Entries with figure data
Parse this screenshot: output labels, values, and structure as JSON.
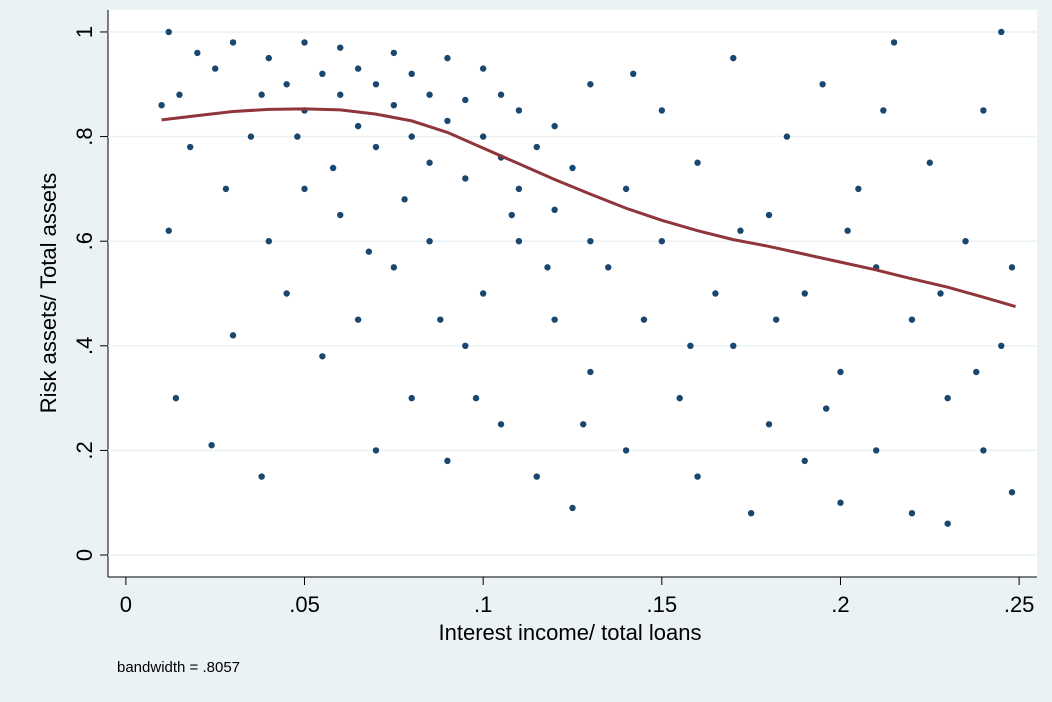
{
  "chart_data": {
    "type": "scatter",
    "xlabel": "Interest income/ total loans",
    "ylabel": "Risk assets/ Total assets",
    "note": "bandwidth = .8057",
    "xlim": [
      -0.005,
      0.255
    ],
    "ylim": [
      -0.042,
      1.042
    ],
    "xticks": [
      0,
      {
        "value": 0.05,
        "label": ".05"
      },
      {
        "value": 0.1,
        "label": ".1"
      },
      {
        "value": 0.15,
        "label": ".15"
      },
      {
        "value": 0.2,
        "label": ".2"
      },
      {
        "value": 0.25,
        "label": ".25"
      }
    ],
    "yticks": [
      0,
      {
        "value": 0.2,
        "label": ".2"
      },
      {
        "value": 0.4,
        "label": ".4"
      },
      {
        "value": 0.6,
        "label": ".6"
      },
      {
        "value": 0.8,
        "label": ".8"
      },
      1
    ],
    "grid": true,
    "series": [
      {
        "kind": "scatter",
        "color": "#1a476f",
        "x": [
          0.04,
          0.045,
          0.05,
          0.05,
          0.055,
          0.06,
          0.06,
          0.065,
          0.065,
          0.07,
          0.07,
          0.075,
          0.075,
          0.08,
          0.08,
          0.085,
          0.085,
          0.09,
          0.09,
          0.095,
          0.095,
          0.1,
          0.1,
          0.105,
          0.105,
          0.11,
          0.11,
          0.115,
          0.12,
          0.12,
          0.125,
          0.13,
          0.13,
          0.035,
          0.03,
          0.025,
          0.02,
          0.015,
          0.012,
          0.01,
          0.012,
          0.014,
          0.024,
          0.03,
          0.038,
          0.04,
          0.045,
          0.05,
          0.055,
          0.06,
          0.065,
          0.07,
          0.075,
          0.08,
          0.085,
          0.09,
          0.095,
          0.1,
          0.105,
          0.11,
          0.115,
          0.12,
          0.125,
          0.13,
          0.135,
          0.14,
          0.14,
          0.145,
          0.15,
          0.15,
          0.155,
          0.16,
          0.16,
          0.165,
          0.17,
          0.17,
          0.175,
          0.18,
          0.18,
          0.185,
          0.19,
          0.19,
          0.195,
          0.2,
          0.2,
          0.205,
          0.21,
          0.21,
          0.215,
          0.22,
          0.22,
          0.225,
          0.23,
          0.23,
          0.235,
          0.24,
          0.24,
          0.245,
          0.245,
          0.248,
          0.248,
          0.172,
          0.158,
          0.142,
          0.128,
          0.118,
          0.108,
          0.098,
          0.088,
          0.078,
          0.068,
          0.058,
          0.048,
          0.038,
          0.028,
          0.018,
          0.202,
          0.212,
          0.228,
          0.238,
          0.182,
          0.196
        ],
        "values": [
          0.95,
          0.9,
          0.98,
          0.85,
          0.92,
          0.88,
          0.97,
          0.82,
          0.93,
          0.9,
          0.78,
          0.86,
          0.96,
          0.8,
          0.92,
          0.75,
          0.88,
          0.83,
          0.95,
          0.72,
          0.87,
          0.8,
          0.93,
          0.76,
          0.88,
          0.7,
          0.85,
          0.78,
          0.66,
          0.82,
          0.74,
          0.6,
          0.9,
          0.8,
          0.98,
          0.93,
          0.96,
          0.88,
          1.0,
          0.86,
          0.62,
          0.3,
          0.21,
          0.42,
          0.15,
          0.6,
          0.5,
          0.7,
          0.38,
          0.65,
          0.45,
          0.2,
          0.55,
          0.3,
          0.6,
          0.18,
          0.4,
          0.5,
          0.25,
          0.6,
          0.15,
          0.45,
          0.09,
          0.35,
          0.55,
          0.7,
          0.2,
          0.45,
          0.85,
          0.6,
          0.3,
          0.75,
          0.15,
          0.5,
          0.95,
          0.4,
          0.08,
          0.65,
          0.25,
          0.8,
          0.5,
          0.18,
          0.9,
          0.35,
          0.1,
          0.7,
          0.55,
          0.2,
          0.98,
          0.45,
          0.08,
          0.75,
          0.3,
          0.06,
          0.6,
          0.85,
          0.2,
          1.0,
          0.4,
          0.55,
          0.12,
          0.62,
          0.4,
          0.92,
          0.25,
          0.55,
          0.65,
          0.3,
          0.45,
          0.68,
          0.58,
          0.74,
          0.8,
          0.88,
          0.7,
          0.78,
          0.62,
          0.85,
          0.5,
          0.35,
          0.45,
          0.28
        ]
      },
      {
        "kind": "line",
        "color": "#90353b",
        "x": [
          0.01,
          0.02,
          0.03,
          0.04,
          0.05,
          0.06,
          0.07,
          0.08,
          0.09,
          0.1,
          0.11,
          0.12,
          0.13,
          0.14,
          0.15,
          0.16,
          0.17,
          0.18,
          0.19,
          0.2,
          0.21,
          0.22,
          0.23,
          0.24,
          0.249
        ],
        "values": [
          0.832,
          0.84,
          0.848,
          0.852,
          0.853,
          0.851,
          0.843,
          0.83,
          0.808,
          0.778,
          0.748,
          0.718,
          0.69,
          0.663,
          0.64,
          0.62,
          0.603,
          0.59,
          0.575,
          0.56,
          0.545,
          0.528,
          0.512,
          0.493,
          0.475
        ]
      }
    ]
  }
}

**REQUEST:** Copy the records above exactly, leaving out every picture.

**ANSWER TO THIS EXERCISE:**
Parse this screenshot: output labels, values, and structure as JSON.
{
  "chart_data": {
    "type": "scatter",
    "xlabel": "Interest income/ total loans",
    "ylabel": "Risk assets/ Total assets",
    "note": "bandwidth = .8057",
    "xlim": [
      -0.005,
      0.255
    ],
    "ylim": [
      -0.042,
      1.042
    ],
    "xticks": [
      0,
      {
        "value": 0.05,
        "label": ".05"
      },
      {
        "value": 0.1,
        "label": ".1"
      },
      {
        "value": 0.15,
        "label": ".15"
      },
      {
        "value": 0.2,
        "label": ".2"
      },
      {
        "value": 0.25,
        "label": ".25"
      }
    ],
    "yticks": [
      0,
      {
        "value": 0.2,
        "label": ".2"
      },
      {
        "value": 0.4,
        "label": ".4"
      },
      {
        "value": 0.6,
        "label": ".6"
      },
      {
        "value": 0.8,
        "label": ".8"
      },
      1
    ],
    "grid": true,
    "series": [
      {
        "kind": "scatter",
        "color": "#1a476f",
        "x": [
          0.04,
          0.045,
          0.05,
          0.05,
          0.055,
          0.06,
          0.06,
          0.065,
          0.065,
          0.07,
          0.07,
          0.075,
          0.075,
          0.08,
          0.08,
          0.085,
          0.085,
          0.09,
          0.09,
          0.095,
          0.095,
          0.1,
          0.1,
          0.105,
          0.105,
          0.11,
          0.11,
          0.115,
          0.12,
          0.12,
          0.125,
          0.13,
          0.13,
          0.035,
          0.03,
          0.025,
          0.02,
          0.015,
          0.012,
          0.01,
          0.012,
          0.014,
          0.024,
          0.03,
          0.038,
          0.04,
          0.045,
          0.05,
          0.055,
          0.06,
          0.065,
          0.07,
          0.075,
          0.08,
          0.085,
          0.09,
          0.095,
          0.1,
          0.105,
          0.11,
          0.115,
          0.12,
          0.125,
          0.13,
          0.135,
          0.14,
          0.14,
          0.145,
          0.15,
          0.15,
          0.155,
          0.16,
          0.16,
          0.165,
          0.17,
          0.17,
          0.175,
          0.18,
          0.18,
          0.185,
          0.19,
          0.19,
          0.195,
          0.2,
          0.2,
          0.205,
          0.21,
          0.21,
          0.215,
          0.22,
          0.22,
          0.225,
          0.23,
          0.23,
          0.235,
          0.24,
          0.24,
          0.245,
          0.245,
          0.248,
          0.248,
          0.172,
          0.158,
          0.142,
          0.128,
          0.118,
          0.108,
          0.098,
          0.088,
          0.078,
          0.068,
          0.058,
          0.048,
          0.038,
          0.028,
          0.018,
          0.202,
          0.212,
          0.228,
          0.238,
          0.182,
          0.196
        ],
        "values": [
          0.95,
          0.9,
          0.98,
          0.85,
          0.92,
          0.88,
          0.97,
          0.82,
          0.93,
          0.9,
          0.78,
          0.86,
          0.96,
          0.8,
          0.92,
          0.75,
          0.88,
          0.83,
          0.95,
          0.72,
          0.87,
          0.8,
          0.93,
          0.76,
          0.88,
          0.7,
          0.85,
          0.78,
          0.66,
          0.82,
          0.74,
          0.6,
          0.9,
          0.8,
          0.98,
          0.93,
          0.96,
          0.88,
          1.0,
          0.86,
          0.62,
          0.3,
          0.21,
          0.42,
          0.15,
          0.6,
          0.5,
          0.7,
          0.38,
          0.65,
          0.45,
          0.2,
          0.55,
          0.3,
          0.6,
          0.18,
          0.4,
          0.5,
          0.25,
          0.6,
          0.15,
          0.45,
          0.09,
          0.35,
          0.55,
          0.7,
          0.2,
          0.45,
          0.85,
          0.6,
          0.3,
          0.75,
          0.15,
          0.5,
          0.95,
          0.4,
          0.08,
          0.65,
          0.25,
          0.8,
          0.5,
          0.18,
          0.9,
          0.35,
          0.1,
          0.7,
          0.55,
          0.2,
          0.98,
          0.45,
          0.08,
          0.75,
          0.3,
          0.06,
          0.6,
          0.85,
          0.2,
          1.0,
          0.4,
          0.55,
          0.12,
          0.62,
          0.4,
          0.92,
          0.25,
          0.55,
          0.65,
          0.3,
          0.45,
          0.68,
          0.58,
          0.74,
          0.8,
          0.88,
          0.7,
          0.78,
          0.62,
          0.85,
          0.5,
          0.35,
          0.45,
          0.28
        ]
      },
      {
        "kind": "line",
        "color": "#90353b",
        "x": [
          0.01,
          0.02,
          0.03,
          0.04,
          0.05,
          0.06,
          0.07,
          0.08,
          0.09,
          0.1,
          0.11,
          0.12,
          0.13,
          0.14,
          0.15,
          0.16,
          0.17,
          0.18,
          0.19,
          0.2,
          0.21,
          0.22,
          0.23,
          0.24,
          0.249
        ],
        "values": [
          0.832,
          0.84,
          0.848,
          0.852,
          0.853,
          0.851,
          0.843,
          0.83,
          0.808,
          0.778,
          0.748,
          0.718,
          0.69,
          0.663,
          0.64,
          0.62,
          0.603,
          0.59,
          0.575,
          0.56,
          0.545,
          0.528,
          0.512,
          0.493,
          0.475
        ]
      }
    ]
  }
}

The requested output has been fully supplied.